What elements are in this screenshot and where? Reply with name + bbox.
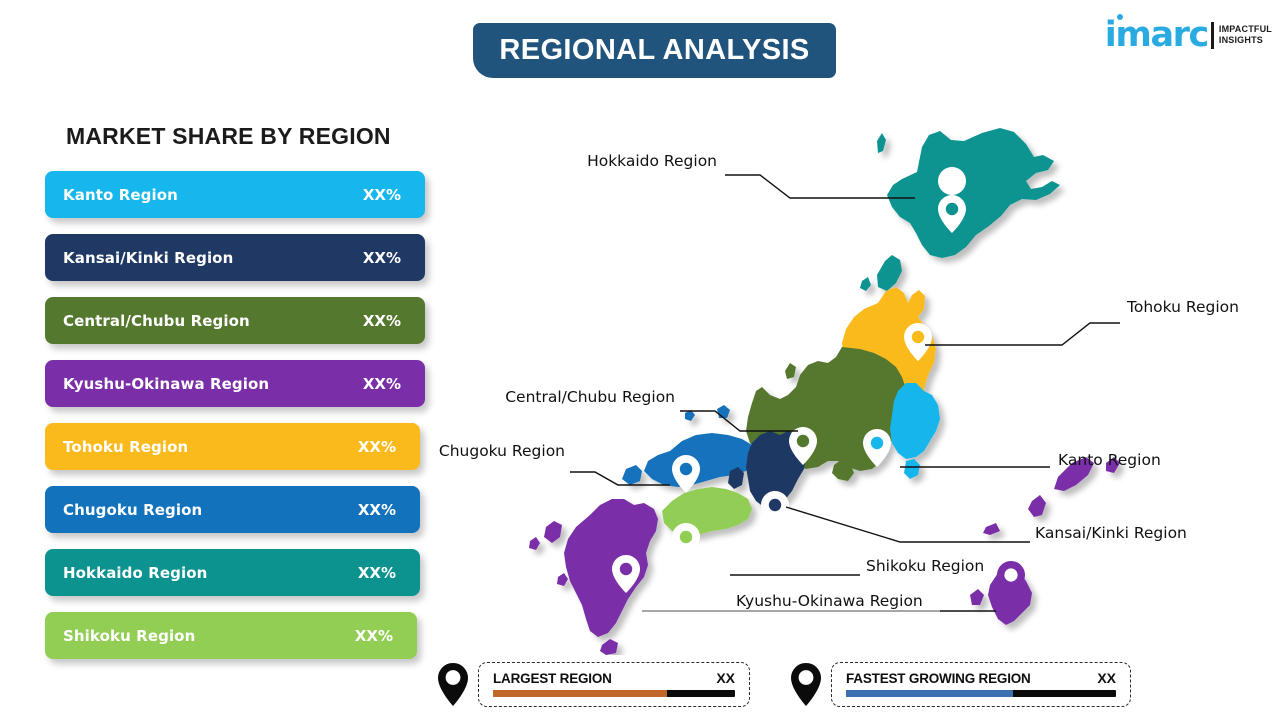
legend-row[interactable]: Tohoku RegionXX%	[45, 423, 420, 470]
legend-row-label: Kansai/Kinki Region	[63, 249, 363, 267]
legend-row[interactable]: Kyushu-Okinawa RegionXX%	[45, 360, 425, 407]
map-label-hokkaido: Hokkaido Region	[587, 152, 717, 170]
legend-row-label: Tohoku Region	[63, 438, 358, 456]
market-share-heading: MARKET SHARE BY REGION	[66, 123, 391, 150]
legend-row-label: Chugoku Region	[63, 501, 358, 519]
map-label-kanto: Kanto Region	[1058, 451, 1161, 469]
fastest-growing-region-stat[interactable]: FASTEST GROWING REGION XX	[790, 662, 1131, 707]
logo-tagline-line2: INSIGHTS	[1219, 35, 1272, 46]
fastest-growing-region-box: FASTEST GROWING REGION XX	[831, 662, 1131, 707]
map-pin-kansai	[761, 491, 789, 529]
largest-region-value: XX	[716, 670, 735, 686]
legend-row-value: XX%	[358, 564, 396, 582]
map-label-kansai: Kansai/Kinki Region	[1035, 524, 1187, 542]
legend-row-label: Kanto Region	[63, 186, 363, 204]
legend-row[interactable]: Kanto RegionXX%	[45, 171, 425, 218]
logo-tagline: IMPACTFUL INSIGHTS	[1219, 24, 1272, 45]
fastest-growing-region-progress	[846, 690, 1116, 697]
page-title: REGIONAL ANALYSIS	[499, 34, 809, 67]
page-title-banner: REGIONAL ANALYSIS	[473, 23, 836, 78]
regional-analysis-slide: REGIONAL ANALYSIS imarc IMPACTFUL INSIGH…	[0, 0, 1280, 720]
largest-region-box: LARGEST REGION XX	[478, 662, 750, 707]
fastest-growing-region-progress-fill	[846, 690, 1013, 697]
japan-regional-map: Hokkaido Region Tohoku Region Central/Ch…	[430, 95, 1190, 655]
map-region-kyushu[interactable]	[529, 499, 658, 655]
legend-row-label: Central/Chubu Region	[63, 312, 363, 330]
map-pin-chugoku	[672, 455, 700, 493]
fastest-growing-region-title: FASTEST GROWING REGION	[846, 671, 1031, 686]
map-label-chugoku: Chugoku Region	[439, 442, 565, 460]
legend-row-label: Shikoku Region	[63, 627, 355, 645]
legend-row[interactable]: Hokkaido RegionXX%	[45, 549, 420, 596]
legend-row-value: XX%	[358, 501, 396, 519]
imarc-logo: imarc IMPACTFUL INSIGHTS	[1105, 14, 1272, 56]
map-label-chubu: Central/Chubu Region	[505, 388, 675, 406]
location-pin-icon	[437, 662, 469, 707]
largest-region-title: LARGEST REGION	[493, 671, 612, 686]
logo-dot-icon	[1117, 14, 1123, 20]
market-share-legend-list: Kanto RegionXX%Kansai/Kinki RegionXX%Cen…	[45, 171, 445, 675]
legend-row-label: Hokkaido Region	[63, 564, 358, 582]
legend-row-value: XX%	[363, 312, 401, 330]
legend-row-value: XX%	[363, 375, 401, 393]
japan-map-svg	[430, 95, 1190, 655]
logo-wordmark: imarc	[1105, 18, 1208, 53]
legend-row[interactable]: Central/Chubu RegionXX%	[45, 297, 425, 344]
legend-row-value: XX%	[355, 627, 393, 645]
map-label-tohoku: Tohoku Region	[1127, 298, 1239, 316]
largest-region-progress-fill	[493, 690, 667, 697]
legend-row-value: XX%	[358, 438, 396, 456]
legend-row[interactable]: Chugoku RegionXX%	[45, 486, 420, 533]
legend-row-value: XX%	[363, 186, 401, 204]
largest-region-progress	[493, 690, 735, 697]
logo-divider	[1211, 22, 1214, 49]
map-region-kanto[interactable]	[890, 383, 940, 479]
legend-row[interactable]: Shikoku RegionXX%	[45, 612, 417, 659]
legend-row-label: Kyushu-Okinawa Region	[63, 375, 363, 393]
fastest-growing-region-value: XX	[1097, 670, 1116, 686]
legend-row[interactable]: Kansai/Kinki RegionXX%	[45, 234, 425, 281]
logo-tagline-line1: IMPACTFUL	[1219, 24, 1272, 35]
map-label-kyushu: Kyushu-Okinawa Region	[736, 592, 923, 610]
legend-row-value: XX%	[363, 249, 401, 267]
map-pin-shikoku	[672, 523, 700, 561]
largest-region-stat[interactable]: LARGEST REGION XX	[437, 662, 750, 707]
map-label-shikoku: Shikoku Region	[866, 557, 984, 575]
location-pin-icon	[790, 662, 822, 707]
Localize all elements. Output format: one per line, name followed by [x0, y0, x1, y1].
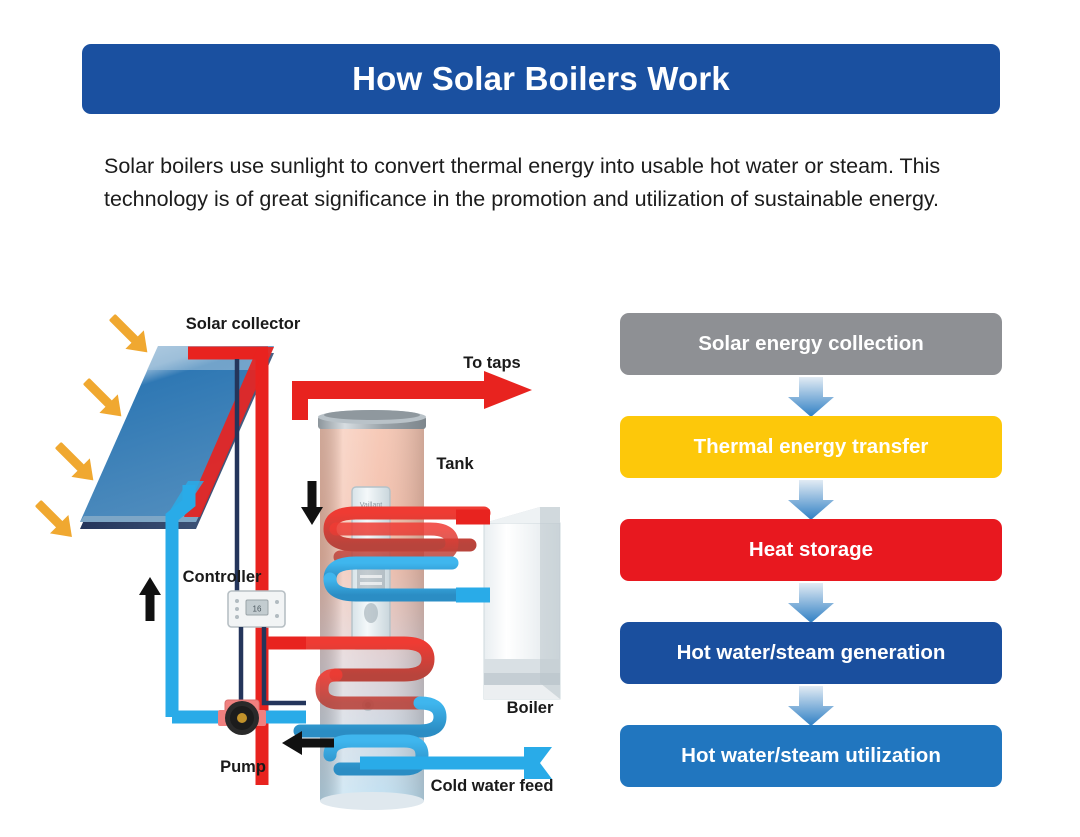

▶ _Task instructions_
Write out every line of the material above word for word, leaving out the pictures.

▶ _Solution to this exercise_
What elements are in this screenshot and where? Reply with name + bbox.
legend-row[interactable]: Tohoku RegionXX%	[45, 423, 420, 470]
legend-row-label: Kansai/Kinki Region	[63, 249, 363, 267]
legend-row[interactable]: Kyushu-Okinawa RegionXX%	[45, 360, 425, 407]
map-label-hokkaido: Hokkaido Region	[587, 152, 717, 170]
legend-row-label: Tohoku Region	[63, 438, 358, 456]
market-share-heading: MARKET SHARE BY REGION	[66, 123, 391, 150]
legend-row-label: Chugoku Region	[63, 501, 358, 519]
map-label-kanto: Kanto Region	[1058, 451, 1161, 469]
fastest-growing-region-stat[interactable]: FASTEST GROWING REGION XX	[790, 662, 1131, 707]
logo-tagline-line2: INSIGHTS	[1219, 35, 1272, 46]
fastest-growing-region-box: FASTEST GROWING REGION XX	[831, 662, 1131, 707]
map-pin-kansai	[761, 491, 789, 529]
largest-region-value: XX	[716, 670, 735, 686]
legend-row-value: XX%	[358, 564, 396, 582]
map-label-kansai: Kansai/Kinki Region	[1035, 524, 1187, 542]
legend-row-label: Kanto Region	[63, 186, 363, 204]
legend-row[interactable]: Kanto RegionXX%	[45, 171, 425, 218]
logo-tagline: IMPACTFUL INSIGHTS	[1219, 24, 1272, 45]
fastest-growing-region-progress	[846, 690, 1116, 697]
page-title: REGIONAL ANALYSIS	[499, 34, 809, 67]
page-title-banner: REGIONAL ANALYSIS	[473, 23, 836, 78]
regional-analysis-slide: REGIONAL ANALYSIS imarc IMPACTFUL INSIGH…	[0, 0, 1280, 720]
largest-region-box: LARGEST REGION XX	[478, 662, 750, 707]
fastest-growing-region-progress-fill	[846, 690, 1013, 697]
japan-regional-map: Hokkaido Region Tohoku Region Central/Ch…	[430, 95, 1190, 655]
map-region-kyushu[interactable]	[529, 499, 658, 655]
legend-row-label: Central/Chubu Region	[63, 312, 363, 330]
map-pin-chugoku	[672, 455, 700, 493]
fastest-growing-region-title: FASTEST GROWING REGION	[846, 671, 1031, 686]
map-label-chugoku: Chugoku Region	[439, 442, 565, 460]
legend-row-label: Shikoku Region	[63, 627, 355, 645]
legend-row[interactable]: Hokkaido RegionXX%	[45, 549, 420, 596]
legend-row-value: XX%	[358, 501, 396, 519]
imarc-logo: imarc IMPACTFUL INSIGHTS	[1105, 14, 1272, 56]
map-label-chubu: Central/Chubu Region	[505, 388, 675, 406]
location-pin-icon	[437, 662, 469, 707]
largest-region-title: LARGEST REGION	[493, 671, 612, 686]
logo-dot-icon	[1117, 14, 1123, 20]
market-share-legend-list: Kanto RegionXX%Kansai/Kinki RegionXX%Cen…	[45, 171, 445, 675]
legend-row-label: Hokkaido Region	[63, 564, 358, 582]
legend-row-value: XX%	[363, 312, 401, 330]
legend-row-value: XX%	[363, 375, 401, 393]
japan-map-svg	[430, 95, 1190, 655]
logo-wordmark: imarc	[1105, 18, 1208, 53]
legend-row[interactable]: Central/Chubu RegionXX%	[45, 297, 425, 344]
legend-row-value: XX%	[355, 627, 393, 645]
map-label-tohoku: Tohoku Region	[1127, 298, 1239, 316]
largest-region-progress-fill	[493, 690, 667, 697]
legend-row-value: XX%	[358, 438, 396, 456]
legend-row[interactable]: Chugoku RegionXX%	[45, 486, 420, 533]
legend-row-value: XX%	[363, 186, 401, 204]
largest-region-progress	[493, 690, 735, 697]
logo-divider	[1211, 22, 1214, 49]
map-region-kanto[interactable]	[890, 383, 940, 479]
legend-row[interactable]: Shikoku RegionXX%	[45, 612, 417, 659]
legend-row-label: Kyushu-Okinawa Region	[63, 375, 363, 393]
fastest-growing-region-value: XX	[1097, 670, 1116, 686]
legend-row[interactable]: Kansai/Kinki RegionXX%	[45, 234, 425, 281]
logo-tagline-line1: IMPACTFUL	[1219, 24, 1272, 35]
map-label-kyushu: Kyushu-Okinawa Region	[736, 592, 923, 610]
legend-row-value: XX%	[363, 249, 401, 267]
map-pin-shikoku	[672, 523, 700, 561]
largest-region-stat[interactable]: LARGEST REGION XX	[437, 662, 750, 707]
map-label-shikoku: Shikoku Region	[866, 557, 984, 575]
location-pin-icon	[790, 662, 822, 707]
Localize all elements. Output format: one per line, name followed by [x0, y0, x1, y1].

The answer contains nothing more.